## Task goal:
Find the word "WaWaWa" in the data. Return every line where it appears.

## Dataset entries:
..............................

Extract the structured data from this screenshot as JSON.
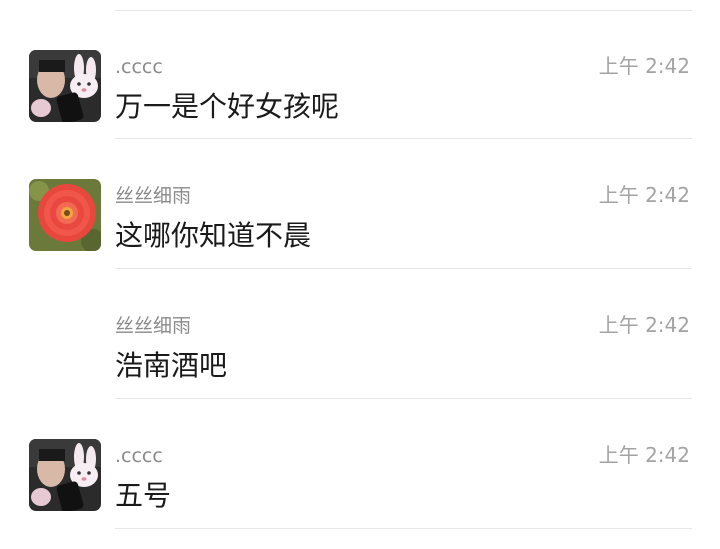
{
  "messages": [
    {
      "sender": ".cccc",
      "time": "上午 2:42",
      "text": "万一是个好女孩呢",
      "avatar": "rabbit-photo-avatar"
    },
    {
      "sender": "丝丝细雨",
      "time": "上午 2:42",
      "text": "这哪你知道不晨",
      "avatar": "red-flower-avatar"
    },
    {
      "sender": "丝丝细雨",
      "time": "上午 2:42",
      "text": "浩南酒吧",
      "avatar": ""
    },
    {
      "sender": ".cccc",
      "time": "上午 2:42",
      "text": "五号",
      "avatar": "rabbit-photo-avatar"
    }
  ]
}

..............................

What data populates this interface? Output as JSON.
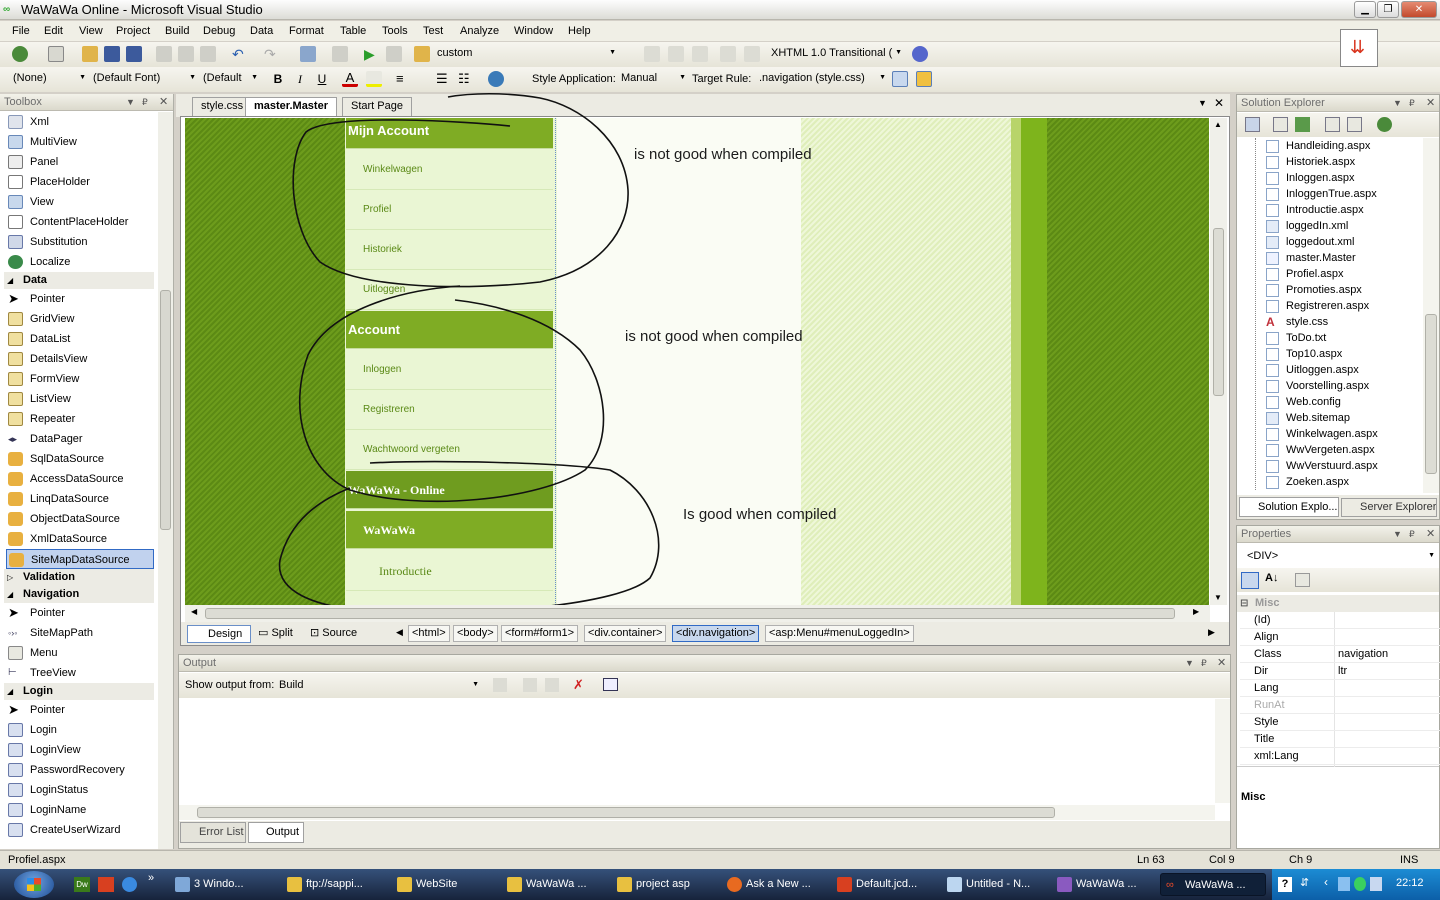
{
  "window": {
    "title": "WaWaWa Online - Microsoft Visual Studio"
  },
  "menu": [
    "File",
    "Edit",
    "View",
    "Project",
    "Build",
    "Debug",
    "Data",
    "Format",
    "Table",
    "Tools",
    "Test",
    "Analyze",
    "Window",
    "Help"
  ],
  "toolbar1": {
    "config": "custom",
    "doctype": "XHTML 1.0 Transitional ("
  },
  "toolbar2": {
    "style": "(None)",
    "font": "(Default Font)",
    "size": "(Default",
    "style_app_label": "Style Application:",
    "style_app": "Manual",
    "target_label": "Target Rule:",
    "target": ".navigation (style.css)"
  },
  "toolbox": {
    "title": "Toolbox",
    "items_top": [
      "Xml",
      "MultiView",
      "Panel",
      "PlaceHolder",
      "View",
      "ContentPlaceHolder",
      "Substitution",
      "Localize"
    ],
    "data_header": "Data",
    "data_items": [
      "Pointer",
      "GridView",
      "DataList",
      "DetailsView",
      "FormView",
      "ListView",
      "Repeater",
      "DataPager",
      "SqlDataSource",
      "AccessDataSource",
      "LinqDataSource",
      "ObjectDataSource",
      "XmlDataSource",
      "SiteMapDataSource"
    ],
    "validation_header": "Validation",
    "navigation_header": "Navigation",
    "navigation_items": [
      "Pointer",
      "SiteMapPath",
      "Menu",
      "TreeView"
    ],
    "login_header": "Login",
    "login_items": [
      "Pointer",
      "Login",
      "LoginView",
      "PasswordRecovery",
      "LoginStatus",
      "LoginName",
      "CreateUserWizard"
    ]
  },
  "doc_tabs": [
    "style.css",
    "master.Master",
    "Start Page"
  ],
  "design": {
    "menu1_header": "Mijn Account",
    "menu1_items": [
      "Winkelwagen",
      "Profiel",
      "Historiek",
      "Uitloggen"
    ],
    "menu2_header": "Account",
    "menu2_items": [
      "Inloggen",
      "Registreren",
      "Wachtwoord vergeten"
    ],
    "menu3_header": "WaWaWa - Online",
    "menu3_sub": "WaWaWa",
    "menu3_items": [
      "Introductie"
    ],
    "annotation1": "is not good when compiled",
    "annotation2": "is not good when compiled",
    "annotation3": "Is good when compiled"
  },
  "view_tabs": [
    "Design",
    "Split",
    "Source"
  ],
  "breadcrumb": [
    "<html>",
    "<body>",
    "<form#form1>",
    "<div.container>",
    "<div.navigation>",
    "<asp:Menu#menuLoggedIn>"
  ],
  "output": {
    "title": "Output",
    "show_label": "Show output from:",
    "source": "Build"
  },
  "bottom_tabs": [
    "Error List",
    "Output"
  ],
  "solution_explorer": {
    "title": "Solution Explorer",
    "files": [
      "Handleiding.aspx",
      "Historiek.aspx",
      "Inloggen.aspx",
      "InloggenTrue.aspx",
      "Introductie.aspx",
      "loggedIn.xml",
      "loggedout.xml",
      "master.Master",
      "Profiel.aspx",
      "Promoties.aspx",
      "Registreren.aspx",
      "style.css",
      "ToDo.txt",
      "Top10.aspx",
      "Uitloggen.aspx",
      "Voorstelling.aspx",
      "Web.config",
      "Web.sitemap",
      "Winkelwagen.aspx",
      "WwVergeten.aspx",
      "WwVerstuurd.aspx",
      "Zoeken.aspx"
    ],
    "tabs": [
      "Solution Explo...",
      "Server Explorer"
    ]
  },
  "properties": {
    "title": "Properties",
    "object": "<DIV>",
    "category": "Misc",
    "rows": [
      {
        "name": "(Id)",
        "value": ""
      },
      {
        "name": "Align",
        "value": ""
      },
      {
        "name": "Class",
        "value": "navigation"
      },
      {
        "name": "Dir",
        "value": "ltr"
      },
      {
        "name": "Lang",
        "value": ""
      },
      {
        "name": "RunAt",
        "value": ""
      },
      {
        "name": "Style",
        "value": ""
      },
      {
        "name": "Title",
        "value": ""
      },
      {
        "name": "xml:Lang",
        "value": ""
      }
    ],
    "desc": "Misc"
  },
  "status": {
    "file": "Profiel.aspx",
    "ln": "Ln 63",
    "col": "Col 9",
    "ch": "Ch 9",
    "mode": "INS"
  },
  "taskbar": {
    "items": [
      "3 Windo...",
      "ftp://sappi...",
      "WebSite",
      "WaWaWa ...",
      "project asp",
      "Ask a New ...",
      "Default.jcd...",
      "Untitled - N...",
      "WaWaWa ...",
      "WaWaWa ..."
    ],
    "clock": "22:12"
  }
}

..............................

## Solved exercise:
    "title": "WaWaWa Online - Microsoft Visual Studio"
    "menu3_header": "WaWaWa - Online",
    "menu3_sub": "WaWaWa",
      "WaWaWa ...",
      "WaWaWa ...",
      "WaWaWa ..."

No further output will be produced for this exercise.